- **Objective**: Set each entry down verbatim, omitting images.
━━━━━ Data provided ━━━━━
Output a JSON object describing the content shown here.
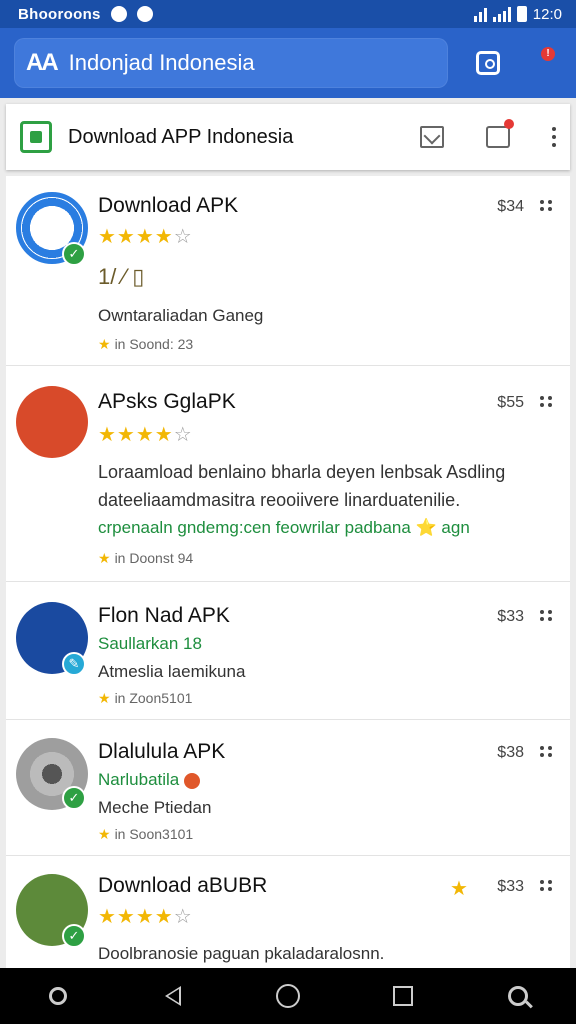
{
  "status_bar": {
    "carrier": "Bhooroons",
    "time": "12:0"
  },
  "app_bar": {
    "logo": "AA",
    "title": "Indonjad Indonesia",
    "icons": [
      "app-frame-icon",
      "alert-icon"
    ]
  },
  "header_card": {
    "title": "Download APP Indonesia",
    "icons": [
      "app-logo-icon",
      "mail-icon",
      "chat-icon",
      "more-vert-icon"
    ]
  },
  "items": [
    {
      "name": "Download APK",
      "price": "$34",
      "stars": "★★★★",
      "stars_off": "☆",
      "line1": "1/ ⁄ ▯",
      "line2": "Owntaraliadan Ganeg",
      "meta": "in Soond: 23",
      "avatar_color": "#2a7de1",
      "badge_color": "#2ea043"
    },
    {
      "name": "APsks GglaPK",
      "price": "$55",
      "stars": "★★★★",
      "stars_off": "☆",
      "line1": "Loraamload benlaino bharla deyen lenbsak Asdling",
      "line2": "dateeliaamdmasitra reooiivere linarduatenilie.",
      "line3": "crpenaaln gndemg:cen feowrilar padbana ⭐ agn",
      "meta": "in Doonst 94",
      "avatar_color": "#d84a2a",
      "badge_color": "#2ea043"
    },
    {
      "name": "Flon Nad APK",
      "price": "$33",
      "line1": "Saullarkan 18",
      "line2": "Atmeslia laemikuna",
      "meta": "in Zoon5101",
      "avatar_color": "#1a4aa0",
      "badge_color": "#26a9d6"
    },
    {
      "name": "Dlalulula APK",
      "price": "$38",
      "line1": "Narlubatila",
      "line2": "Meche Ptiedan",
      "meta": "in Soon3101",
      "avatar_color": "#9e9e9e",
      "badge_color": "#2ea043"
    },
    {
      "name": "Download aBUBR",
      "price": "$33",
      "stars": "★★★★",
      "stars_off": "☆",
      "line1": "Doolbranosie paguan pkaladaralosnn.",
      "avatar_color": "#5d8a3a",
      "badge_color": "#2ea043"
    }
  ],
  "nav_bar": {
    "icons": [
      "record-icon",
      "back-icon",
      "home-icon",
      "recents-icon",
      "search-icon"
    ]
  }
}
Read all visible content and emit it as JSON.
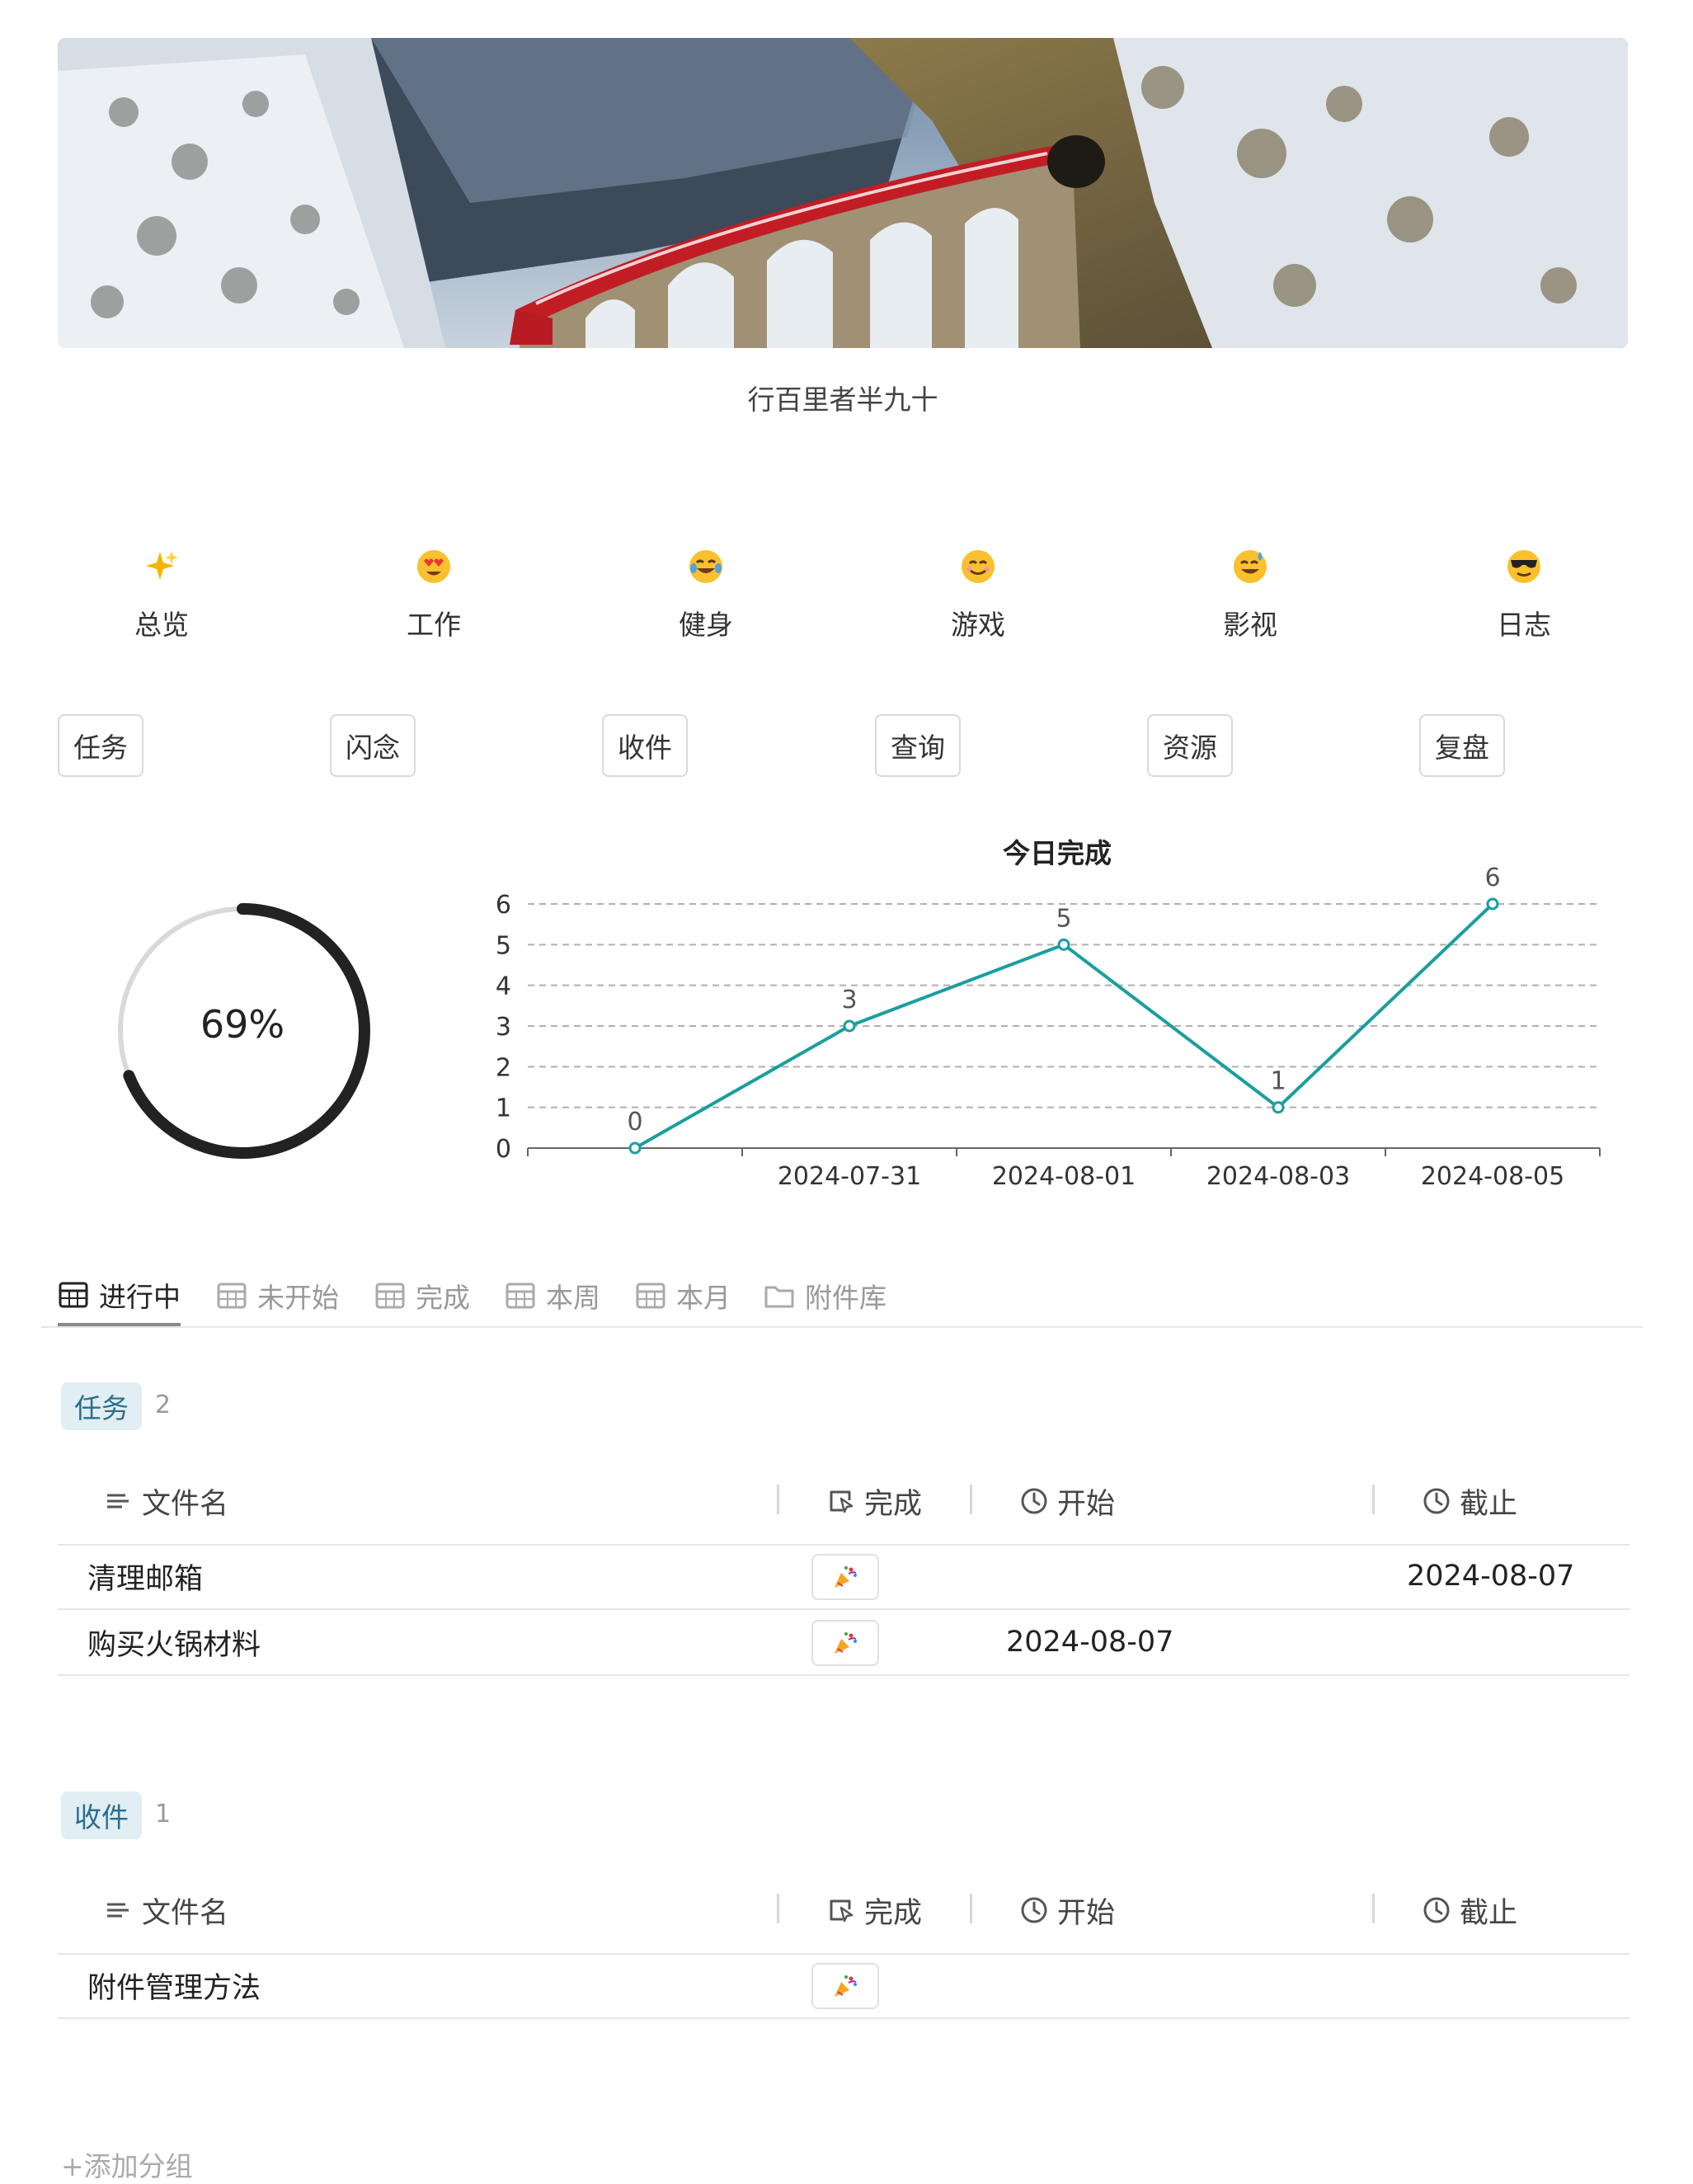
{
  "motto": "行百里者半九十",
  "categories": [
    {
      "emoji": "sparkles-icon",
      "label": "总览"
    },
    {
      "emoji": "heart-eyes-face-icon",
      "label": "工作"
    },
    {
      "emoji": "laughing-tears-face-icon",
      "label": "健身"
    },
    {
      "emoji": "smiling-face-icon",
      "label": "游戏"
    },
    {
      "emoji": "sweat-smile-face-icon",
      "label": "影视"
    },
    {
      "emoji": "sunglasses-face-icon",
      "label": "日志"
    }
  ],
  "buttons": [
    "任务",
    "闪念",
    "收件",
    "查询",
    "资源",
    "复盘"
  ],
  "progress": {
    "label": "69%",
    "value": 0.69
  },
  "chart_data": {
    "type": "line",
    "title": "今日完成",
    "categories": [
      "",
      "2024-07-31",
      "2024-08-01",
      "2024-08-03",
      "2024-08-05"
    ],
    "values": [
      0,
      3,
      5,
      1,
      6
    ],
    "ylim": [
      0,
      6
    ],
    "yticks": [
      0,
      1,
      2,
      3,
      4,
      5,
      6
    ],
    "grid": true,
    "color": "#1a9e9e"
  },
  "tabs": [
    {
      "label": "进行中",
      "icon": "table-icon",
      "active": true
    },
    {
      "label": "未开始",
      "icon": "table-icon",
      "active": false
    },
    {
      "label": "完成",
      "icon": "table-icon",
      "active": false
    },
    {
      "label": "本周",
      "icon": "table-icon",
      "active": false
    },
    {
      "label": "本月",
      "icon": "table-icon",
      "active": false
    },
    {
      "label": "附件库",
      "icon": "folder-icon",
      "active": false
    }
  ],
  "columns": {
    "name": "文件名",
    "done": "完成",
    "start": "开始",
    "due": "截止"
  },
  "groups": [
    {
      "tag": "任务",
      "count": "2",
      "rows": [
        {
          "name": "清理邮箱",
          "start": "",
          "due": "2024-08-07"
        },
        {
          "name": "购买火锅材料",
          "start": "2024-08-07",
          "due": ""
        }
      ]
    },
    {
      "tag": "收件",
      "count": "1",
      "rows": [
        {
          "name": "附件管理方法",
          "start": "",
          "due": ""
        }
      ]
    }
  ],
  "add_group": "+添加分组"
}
━━━━━
- **Solution below**:
Output a JSON object describing the content shown here.
{
  "status_bar": {
    "carrier": "Bhooroons",
    "time": "12:0"
  },
  "app_bar": {
    "logo": "AA",
    "title": "Indonjad Indonesia",
    "icons": [
      "app-frame-icon",
      "alert-icon"
    ]
  },
  "header_card": {
    "title": "Download APP Indonesia",
    "icons": [
      "app-logo-icon",
      "mail-icon",
      "chat-icon",
      "more-vert-icon"
    ]
  },
  "items": [
    {
      "name": "Download APK",
      "price": "$34",
      "stars": "★★★★",
      "stars_off": "☆",
      "line1": "1/ ⁄ ▯",
      "line2": "Owntaraliadan Ganeg",
      "meta": "in Soond: 23",
      "avatar_color": "#2a7de1",
      "badge_color": "#2ea043"
    },
    {
      "name": "APsks GglaPK",
      "price": "$55",
      "stars": "★★★★",
      "stars_off": "☆",
      "line1": "Loraamload benlaino bharla deyen lenbsak Asdling",
      "line2": "dateeliaamdmasitra reooiivere linarduatenilie.",
      "line3": "crpenaaln gndemg:cen feowrilar padbana ⭐ agn",
      "meta": "in Doonst 94",
      "avatar_color": "#d84a2a",
      "badge_color": "#2ea043"
    },
    {
      "name": "Flon Nad APK",
      "price": "$33",
      "line1": "Saullarkan 18",
      "line2": "Atmeslia laemikuna",
      "meta": "in Zoon5101",
      "avatar_color": "#1a4aa0",
      "badge_color": "#26a9d6"
    },
    {
      "name": "Dlalulula APK",
      "price": "$38",
      "line1": "Narlubatila",
      "line2": "Meche Ptiedan",
      "meta": "in Soon3101",
      "avatar_color": "#9e9e9e",
      "badge_color": "#2ea043"
    },
    {
      "name": "Download aBUBR",
      "price": "$33",
      "stars": "★★★★",
      "stars_off": "☆",
      "line1": "Doolbranosie paguan pkaladaralosnn.",
      "avatar_color": "#5d8a3a",
      "badge_color": "#2ea043"
    }
  ],
  "nav_bar": {
    "icons": [
      "record-icon",
      "back-icon",
      "home-icon",
      "recents-icon",
      "search-icon"
    ]
  }
}
Read all visible content and emit it as JSON.
{
  "motto": "行百里者半九十",
  "categories": [
    {
      "emoji": "sparkles-icon",
      "label": "总览"
    },
    {
      "emoji": "heart-eyes-face-icon",
      "label": "工作"
    },
    {
      "emoji": "laughing-tears-face-icon",
      "label": "健身"
    },
    {
      "emoji": "smiling-face-icon",
      "label": "游戏"
    },
    {
      "emoji": "sweat-smile-face-icon",
      "label": "影视"
    },
    {
      "emoji": "sunglasses-face-icon",
      "label": "日志"
    }
  ],
  "buttons": [
    "任务",
    "闪念",
    "收件",
    "查询",
    "资源",
    "复盘"
  ],
  "progress": {
    "label": "69%",
    "value": 0.69
  },
  "chart_data": {
    "type": "line",
    "title": "今日完成",
    "categories": [
      "",
      "2024-07-31",
      "2024-08-01",
      "2024-08-03",
      "2024-08-05"
    ],
    "values": [
      0,
      3,
      5,
      1,
      6
    ],
    "ylim": [
      0,
      6
    ],
    "yticks": [
      0,
      1,
      2,
      3,
      4,
      5,
      6
    ],
    "grid": true,
    "color": "#1a9e9e"
  },
  "tabs": [
    {
      "label": "进行中",
      "icon": "table-icon",
      "active": true
    },
    {
      "label": "未开始",
      "icon": "table-icon",
      "active": false
    },
    {
      "label": "完成",
      "icon": "table-icon",
      "active": false
    },
    {
      "label": "本周",
      "icon": "table-icon",
      "active": false
    },
    {
      "label": "本月",
      "icon": "table-icon",
      "active": false
    },
    {
      "label": "附件库",
      "icon": "folder-icon",
      "active": false
    }
  ],
  "columns": {
    "name": "文件名",
    "done": "完成",
    "start": "开始",
    "due": "截止"
  },
  "groups": [
    {
      "tag": "任务",
      "count": "2",
      "rows": [
        {
          "name": "清理邮箱",
          "start": "",
          "due": "2024-08-07"
        },
        {
          "name": "购买火锅材料",
          "start": "2024-08-07",
          "due": ""
        }
      ]
    },
    {
      "tag": "收件",
      "count": "1",
      "rows": [
        {
          "name": "附件管理方法",
          "start": "",
          "due": ""
        }
      ]
    }
  ],
  "add_group": "+添加分组"
}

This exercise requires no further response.